* _WHAT TO PRODUCE_: Beginning at the line containing "Parse this chart: output", output every line to the end of the data below exactly as it appears.

^^^^^^^^

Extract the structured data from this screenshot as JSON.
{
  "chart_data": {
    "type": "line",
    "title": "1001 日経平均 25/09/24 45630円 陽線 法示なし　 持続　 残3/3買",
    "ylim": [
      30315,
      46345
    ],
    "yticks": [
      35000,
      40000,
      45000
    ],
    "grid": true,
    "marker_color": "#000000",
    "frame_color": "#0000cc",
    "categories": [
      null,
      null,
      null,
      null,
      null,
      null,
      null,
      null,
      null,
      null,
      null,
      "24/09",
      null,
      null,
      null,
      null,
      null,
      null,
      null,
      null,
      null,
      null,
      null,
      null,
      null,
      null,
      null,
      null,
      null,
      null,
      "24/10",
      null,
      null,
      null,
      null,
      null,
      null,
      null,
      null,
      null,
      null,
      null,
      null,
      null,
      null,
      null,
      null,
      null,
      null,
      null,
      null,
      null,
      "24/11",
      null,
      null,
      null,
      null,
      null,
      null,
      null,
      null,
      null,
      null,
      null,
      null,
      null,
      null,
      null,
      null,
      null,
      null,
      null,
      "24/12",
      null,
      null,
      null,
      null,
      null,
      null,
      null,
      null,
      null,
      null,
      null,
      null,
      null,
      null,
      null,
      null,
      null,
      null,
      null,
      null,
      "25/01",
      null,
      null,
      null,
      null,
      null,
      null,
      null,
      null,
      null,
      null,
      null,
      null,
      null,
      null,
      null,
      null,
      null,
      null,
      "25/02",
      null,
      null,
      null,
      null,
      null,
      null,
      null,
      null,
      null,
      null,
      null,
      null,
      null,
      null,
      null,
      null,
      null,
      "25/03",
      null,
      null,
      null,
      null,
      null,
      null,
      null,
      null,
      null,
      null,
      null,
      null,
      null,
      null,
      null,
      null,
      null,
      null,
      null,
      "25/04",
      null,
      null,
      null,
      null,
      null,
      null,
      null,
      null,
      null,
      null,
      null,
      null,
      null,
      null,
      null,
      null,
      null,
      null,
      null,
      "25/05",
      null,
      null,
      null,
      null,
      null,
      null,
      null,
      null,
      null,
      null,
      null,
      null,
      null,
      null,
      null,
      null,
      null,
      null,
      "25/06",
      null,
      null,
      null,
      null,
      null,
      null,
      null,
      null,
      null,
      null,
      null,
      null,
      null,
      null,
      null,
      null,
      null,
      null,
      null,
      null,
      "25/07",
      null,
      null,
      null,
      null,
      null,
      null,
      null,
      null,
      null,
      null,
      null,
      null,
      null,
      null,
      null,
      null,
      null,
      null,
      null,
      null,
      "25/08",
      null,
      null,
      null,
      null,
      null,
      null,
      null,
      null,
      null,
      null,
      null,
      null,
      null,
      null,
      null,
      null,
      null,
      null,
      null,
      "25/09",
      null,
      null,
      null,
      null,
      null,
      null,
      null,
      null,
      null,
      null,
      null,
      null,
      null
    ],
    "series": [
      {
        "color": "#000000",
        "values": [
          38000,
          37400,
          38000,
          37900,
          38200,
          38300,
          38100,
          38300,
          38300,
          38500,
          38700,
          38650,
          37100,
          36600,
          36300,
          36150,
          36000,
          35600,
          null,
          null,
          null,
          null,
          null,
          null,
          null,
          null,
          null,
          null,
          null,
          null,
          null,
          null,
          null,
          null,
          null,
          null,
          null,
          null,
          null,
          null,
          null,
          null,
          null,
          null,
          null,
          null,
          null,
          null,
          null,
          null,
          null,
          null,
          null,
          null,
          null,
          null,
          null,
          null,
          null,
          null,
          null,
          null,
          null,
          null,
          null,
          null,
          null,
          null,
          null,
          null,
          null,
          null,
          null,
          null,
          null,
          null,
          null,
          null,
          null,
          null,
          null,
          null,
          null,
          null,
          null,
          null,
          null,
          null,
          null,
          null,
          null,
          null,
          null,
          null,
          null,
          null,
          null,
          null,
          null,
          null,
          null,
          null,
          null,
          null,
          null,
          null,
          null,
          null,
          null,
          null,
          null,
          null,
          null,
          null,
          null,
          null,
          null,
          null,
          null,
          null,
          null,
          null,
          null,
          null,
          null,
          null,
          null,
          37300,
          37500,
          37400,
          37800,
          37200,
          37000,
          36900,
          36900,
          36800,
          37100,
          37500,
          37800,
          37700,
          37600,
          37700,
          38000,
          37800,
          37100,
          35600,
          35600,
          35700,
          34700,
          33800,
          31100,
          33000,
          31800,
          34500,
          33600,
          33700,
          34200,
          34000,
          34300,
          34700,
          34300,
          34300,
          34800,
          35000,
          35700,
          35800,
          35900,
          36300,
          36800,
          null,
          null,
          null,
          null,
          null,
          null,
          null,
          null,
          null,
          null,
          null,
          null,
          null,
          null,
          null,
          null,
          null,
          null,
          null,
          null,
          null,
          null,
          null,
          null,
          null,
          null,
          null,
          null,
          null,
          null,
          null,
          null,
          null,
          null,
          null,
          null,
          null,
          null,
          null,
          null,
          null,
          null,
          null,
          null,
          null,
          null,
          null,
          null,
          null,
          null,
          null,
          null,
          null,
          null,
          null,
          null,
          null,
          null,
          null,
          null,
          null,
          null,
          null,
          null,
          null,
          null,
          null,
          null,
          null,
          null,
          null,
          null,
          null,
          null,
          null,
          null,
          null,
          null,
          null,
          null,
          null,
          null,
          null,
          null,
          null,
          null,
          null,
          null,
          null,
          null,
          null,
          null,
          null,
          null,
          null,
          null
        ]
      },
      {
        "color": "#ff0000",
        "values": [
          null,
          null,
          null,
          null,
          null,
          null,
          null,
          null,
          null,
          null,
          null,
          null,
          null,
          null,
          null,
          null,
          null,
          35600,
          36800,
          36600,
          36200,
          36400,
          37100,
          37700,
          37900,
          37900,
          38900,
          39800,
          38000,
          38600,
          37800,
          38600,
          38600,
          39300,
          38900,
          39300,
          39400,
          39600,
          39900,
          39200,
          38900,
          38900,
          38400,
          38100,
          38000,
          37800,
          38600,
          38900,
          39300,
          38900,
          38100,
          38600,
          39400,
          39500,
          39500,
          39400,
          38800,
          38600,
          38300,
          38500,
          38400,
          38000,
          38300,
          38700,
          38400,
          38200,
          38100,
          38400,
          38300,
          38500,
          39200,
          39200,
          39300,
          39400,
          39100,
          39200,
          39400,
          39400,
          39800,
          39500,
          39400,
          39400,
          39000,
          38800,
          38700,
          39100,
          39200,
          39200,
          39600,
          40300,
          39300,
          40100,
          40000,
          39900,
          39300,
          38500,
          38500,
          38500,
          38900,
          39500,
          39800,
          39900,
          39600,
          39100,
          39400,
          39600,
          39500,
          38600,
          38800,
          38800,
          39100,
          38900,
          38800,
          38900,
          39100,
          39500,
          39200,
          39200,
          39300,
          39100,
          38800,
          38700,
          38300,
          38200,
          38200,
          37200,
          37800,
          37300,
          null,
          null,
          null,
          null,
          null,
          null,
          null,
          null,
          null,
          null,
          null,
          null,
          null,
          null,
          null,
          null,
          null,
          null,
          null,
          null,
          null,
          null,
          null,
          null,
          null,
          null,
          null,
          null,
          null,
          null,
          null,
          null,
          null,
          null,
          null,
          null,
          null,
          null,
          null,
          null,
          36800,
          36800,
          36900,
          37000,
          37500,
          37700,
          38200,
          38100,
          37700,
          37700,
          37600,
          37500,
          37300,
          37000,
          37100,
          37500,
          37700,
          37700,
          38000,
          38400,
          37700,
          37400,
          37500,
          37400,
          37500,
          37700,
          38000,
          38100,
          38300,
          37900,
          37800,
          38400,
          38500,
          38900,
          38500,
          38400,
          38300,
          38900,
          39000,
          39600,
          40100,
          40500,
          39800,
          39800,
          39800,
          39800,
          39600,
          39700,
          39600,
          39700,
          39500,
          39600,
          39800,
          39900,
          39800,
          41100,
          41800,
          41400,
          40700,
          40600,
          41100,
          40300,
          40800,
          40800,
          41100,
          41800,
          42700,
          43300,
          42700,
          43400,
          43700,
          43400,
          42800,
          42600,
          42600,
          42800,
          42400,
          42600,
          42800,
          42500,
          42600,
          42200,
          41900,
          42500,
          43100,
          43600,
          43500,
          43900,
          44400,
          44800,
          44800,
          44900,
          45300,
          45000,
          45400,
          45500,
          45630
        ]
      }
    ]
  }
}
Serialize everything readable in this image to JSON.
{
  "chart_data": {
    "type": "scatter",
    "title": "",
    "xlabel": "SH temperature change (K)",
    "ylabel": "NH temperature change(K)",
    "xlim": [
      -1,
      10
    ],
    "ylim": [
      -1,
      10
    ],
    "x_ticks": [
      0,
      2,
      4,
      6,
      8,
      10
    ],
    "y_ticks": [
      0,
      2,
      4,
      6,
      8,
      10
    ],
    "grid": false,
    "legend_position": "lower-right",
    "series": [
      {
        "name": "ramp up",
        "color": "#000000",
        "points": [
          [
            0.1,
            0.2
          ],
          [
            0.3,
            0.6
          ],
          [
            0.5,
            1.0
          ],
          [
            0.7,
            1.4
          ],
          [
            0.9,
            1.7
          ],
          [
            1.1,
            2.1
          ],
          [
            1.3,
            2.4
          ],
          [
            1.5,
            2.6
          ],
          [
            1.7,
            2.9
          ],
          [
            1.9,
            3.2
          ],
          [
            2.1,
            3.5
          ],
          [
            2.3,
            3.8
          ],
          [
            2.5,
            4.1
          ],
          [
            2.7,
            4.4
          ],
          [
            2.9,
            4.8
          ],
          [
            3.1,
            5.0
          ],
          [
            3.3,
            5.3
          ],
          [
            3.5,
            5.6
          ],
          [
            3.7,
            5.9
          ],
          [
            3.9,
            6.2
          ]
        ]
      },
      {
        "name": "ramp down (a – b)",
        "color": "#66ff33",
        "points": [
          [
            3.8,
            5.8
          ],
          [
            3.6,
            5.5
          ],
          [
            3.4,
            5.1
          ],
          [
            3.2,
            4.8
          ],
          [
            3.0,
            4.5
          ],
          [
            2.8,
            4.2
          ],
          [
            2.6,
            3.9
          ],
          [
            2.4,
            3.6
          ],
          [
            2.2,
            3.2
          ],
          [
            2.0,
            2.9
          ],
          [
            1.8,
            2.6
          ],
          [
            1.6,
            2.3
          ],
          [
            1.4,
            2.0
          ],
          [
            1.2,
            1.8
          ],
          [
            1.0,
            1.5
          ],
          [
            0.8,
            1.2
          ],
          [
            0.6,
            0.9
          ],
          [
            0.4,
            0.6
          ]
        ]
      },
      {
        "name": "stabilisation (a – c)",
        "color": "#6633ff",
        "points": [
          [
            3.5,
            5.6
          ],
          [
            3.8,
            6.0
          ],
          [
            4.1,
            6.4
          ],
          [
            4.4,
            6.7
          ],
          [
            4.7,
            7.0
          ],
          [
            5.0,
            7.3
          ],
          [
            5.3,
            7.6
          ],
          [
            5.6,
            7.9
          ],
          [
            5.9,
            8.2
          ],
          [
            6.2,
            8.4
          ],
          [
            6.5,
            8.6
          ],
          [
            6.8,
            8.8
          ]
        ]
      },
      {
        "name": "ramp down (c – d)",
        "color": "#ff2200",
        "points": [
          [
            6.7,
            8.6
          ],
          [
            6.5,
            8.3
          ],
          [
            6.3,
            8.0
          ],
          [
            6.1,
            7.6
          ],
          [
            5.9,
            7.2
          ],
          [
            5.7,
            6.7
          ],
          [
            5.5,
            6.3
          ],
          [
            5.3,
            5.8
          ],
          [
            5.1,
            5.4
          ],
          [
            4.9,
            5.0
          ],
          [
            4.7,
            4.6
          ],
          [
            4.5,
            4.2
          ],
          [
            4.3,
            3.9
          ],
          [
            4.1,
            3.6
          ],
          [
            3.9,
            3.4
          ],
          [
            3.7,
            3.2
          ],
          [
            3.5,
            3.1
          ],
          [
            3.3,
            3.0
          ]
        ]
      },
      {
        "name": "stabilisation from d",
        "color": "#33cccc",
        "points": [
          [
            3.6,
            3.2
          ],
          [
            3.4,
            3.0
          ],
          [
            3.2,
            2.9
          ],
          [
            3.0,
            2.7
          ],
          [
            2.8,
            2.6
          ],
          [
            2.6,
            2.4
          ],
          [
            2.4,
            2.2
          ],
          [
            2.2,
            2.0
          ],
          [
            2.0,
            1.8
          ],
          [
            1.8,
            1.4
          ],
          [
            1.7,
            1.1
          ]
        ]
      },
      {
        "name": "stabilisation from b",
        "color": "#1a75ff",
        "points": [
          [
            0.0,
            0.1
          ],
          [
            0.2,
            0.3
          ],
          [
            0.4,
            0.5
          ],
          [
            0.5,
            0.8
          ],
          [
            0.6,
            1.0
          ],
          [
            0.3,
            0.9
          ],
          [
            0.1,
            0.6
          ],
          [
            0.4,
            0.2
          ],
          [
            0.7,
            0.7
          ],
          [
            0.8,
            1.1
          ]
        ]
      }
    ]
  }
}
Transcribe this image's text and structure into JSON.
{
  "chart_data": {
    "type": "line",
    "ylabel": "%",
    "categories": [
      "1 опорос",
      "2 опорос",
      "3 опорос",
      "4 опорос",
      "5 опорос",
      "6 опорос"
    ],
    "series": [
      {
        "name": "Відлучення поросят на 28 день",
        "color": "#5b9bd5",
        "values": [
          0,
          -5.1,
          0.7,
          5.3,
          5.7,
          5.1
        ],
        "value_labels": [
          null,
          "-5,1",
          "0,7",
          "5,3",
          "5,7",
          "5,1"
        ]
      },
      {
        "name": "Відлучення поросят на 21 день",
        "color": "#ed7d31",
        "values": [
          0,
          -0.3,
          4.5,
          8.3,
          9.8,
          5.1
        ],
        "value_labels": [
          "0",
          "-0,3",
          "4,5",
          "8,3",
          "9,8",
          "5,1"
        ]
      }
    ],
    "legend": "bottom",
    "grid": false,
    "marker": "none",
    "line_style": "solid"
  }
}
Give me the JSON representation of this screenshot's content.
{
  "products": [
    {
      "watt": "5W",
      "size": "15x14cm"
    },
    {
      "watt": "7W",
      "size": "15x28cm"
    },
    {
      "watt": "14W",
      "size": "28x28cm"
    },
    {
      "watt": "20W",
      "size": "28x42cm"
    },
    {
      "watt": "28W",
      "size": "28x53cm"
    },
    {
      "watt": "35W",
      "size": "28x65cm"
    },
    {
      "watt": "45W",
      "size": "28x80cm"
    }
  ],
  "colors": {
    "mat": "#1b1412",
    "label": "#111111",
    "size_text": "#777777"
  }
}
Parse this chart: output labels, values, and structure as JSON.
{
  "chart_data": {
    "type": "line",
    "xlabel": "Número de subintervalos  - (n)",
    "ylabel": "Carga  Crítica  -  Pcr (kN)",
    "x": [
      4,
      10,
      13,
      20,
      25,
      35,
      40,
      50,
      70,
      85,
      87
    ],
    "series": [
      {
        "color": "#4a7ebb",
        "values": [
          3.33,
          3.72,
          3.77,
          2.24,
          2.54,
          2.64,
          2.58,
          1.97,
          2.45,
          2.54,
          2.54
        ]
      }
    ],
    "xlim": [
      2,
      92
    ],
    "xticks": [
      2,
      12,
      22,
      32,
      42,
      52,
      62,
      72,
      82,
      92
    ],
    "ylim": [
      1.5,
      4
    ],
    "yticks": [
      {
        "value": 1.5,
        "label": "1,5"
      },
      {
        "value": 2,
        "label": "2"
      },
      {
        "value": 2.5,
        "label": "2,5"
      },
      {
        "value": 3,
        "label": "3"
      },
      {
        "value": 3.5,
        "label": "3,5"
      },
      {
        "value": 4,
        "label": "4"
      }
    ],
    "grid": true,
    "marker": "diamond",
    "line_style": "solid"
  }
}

^^^^^^^^

* _SOLUTION_:
Parse this chart: output labels, values, and structure as JSON.
{
  "chart_data": {
    "type": "line",
    "xlabel": "Número de subintervalos  - (n)",
    "ylabel": "Carga  Crítica  -  Pcr (kN)",
    "x": [
      4,
      10,
      13,
      20,
      25,
      35,
      40,
      50,
      70,
      85,
      87
    ],
    "series": [
      {
        "color": "#4a7ebb",
        "values": [
          3.33,
          3.72,
          3.77,
          2.24,
          2.54,
          2.64,
          2.58,
          1.97,
          2.45,
          2.54,
          2.54
        ]
      }
    ],
    "xlim": [
      2,
      92
    ],
    "xticks": [
      2,
      12,
      22,
      32,
      42,
      52,
      62,
      72,
      82,
      92
    ],
    "ylim": [
      1.5,
      4
    ],
    "yticks": [
      {
        "value": 1.5,
        "label": "1,5"
      },
      {
        "value": 2,
        "label": "2"
      },
      {
        "value": 2.5,
        "label": "2,5"
      },
      {
        "value": 3,
        "label": "3"
      },
      {
        "value": 3.5,
        "label": "3,5"
      },
      {
        "value": 4,
        "label": "4"
      }
    ],
    "grid": true,
    "marker": "diamond",
    "line_style": "solid"
  }
}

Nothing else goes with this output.